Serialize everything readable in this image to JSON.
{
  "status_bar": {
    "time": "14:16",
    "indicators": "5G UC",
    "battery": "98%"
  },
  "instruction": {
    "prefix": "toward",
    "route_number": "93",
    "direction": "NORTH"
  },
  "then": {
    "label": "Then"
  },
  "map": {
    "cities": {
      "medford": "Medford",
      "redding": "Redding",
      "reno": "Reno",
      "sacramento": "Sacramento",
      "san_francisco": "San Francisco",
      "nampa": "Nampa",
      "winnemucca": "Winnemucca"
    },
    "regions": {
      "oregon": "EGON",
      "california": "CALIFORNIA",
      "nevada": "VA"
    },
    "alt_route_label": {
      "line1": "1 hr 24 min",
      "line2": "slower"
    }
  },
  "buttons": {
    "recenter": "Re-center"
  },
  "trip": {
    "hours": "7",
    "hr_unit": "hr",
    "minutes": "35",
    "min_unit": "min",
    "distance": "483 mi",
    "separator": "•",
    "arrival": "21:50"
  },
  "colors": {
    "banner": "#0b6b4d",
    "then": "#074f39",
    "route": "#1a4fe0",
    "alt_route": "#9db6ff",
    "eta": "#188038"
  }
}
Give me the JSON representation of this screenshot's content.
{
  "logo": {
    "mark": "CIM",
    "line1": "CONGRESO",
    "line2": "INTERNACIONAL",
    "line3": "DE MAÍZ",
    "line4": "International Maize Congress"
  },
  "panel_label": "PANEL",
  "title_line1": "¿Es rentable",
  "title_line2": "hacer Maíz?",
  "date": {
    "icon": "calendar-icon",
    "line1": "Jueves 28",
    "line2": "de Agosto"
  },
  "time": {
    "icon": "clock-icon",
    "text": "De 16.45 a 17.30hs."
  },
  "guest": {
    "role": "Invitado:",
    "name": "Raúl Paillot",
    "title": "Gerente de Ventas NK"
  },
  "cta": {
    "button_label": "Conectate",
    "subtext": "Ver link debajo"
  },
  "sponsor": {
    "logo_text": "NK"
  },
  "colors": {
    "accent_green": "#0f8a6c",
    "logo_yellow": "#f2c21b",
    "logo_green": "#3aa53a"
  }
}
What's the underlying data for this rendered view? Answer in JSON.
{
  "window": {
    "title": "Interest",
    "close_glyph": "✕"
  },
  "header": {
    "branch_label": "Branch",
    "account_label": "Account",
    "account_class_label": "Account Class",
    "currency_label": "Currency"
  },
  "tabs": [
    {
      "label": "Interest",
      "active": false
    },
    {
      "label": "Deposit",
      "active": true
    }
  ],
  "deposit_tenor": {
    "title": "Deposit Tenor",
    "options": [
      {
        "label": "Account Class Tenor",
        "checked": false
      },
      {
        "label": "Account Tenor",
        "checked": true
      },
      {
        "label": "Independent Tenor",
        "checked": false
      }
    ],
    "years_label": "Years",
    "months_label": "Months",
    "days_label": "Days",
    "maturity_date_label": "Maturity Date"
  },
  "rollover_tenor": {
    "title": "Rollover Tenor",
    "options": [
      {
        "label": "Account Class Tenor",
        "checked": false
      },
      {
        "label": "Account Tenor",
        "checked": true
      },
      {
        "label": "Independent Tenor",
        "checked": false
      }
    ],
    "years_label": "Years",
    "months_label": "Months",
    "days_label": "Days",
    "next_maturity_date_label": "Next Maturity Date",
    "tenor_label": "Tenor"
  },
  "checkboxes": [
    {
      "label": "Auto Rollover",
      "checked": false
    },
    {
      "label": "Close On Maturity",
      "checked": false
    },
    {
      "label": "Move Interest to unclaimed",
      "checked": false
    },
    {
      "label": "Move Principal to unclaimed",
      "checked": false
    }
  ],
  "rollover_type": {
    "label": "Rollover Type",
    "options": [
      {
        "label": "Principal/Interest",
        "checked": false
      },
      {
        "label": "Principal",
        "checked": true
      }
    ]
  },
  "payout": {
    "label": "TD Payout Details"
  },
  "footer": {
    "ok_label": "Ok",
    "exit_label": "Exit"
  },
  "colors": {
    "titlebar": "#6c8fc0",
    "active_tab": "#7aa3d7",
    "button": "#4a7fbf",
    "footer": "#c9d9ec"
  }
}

==============================

● **THE TASK**
Every line above that contains the word "Principal" should be reported.

● **EXERCISE RESPONSE**
      "label": "Move Principal to unclaimed",
        "label": "Principal/Interest",
        "label": "Principal",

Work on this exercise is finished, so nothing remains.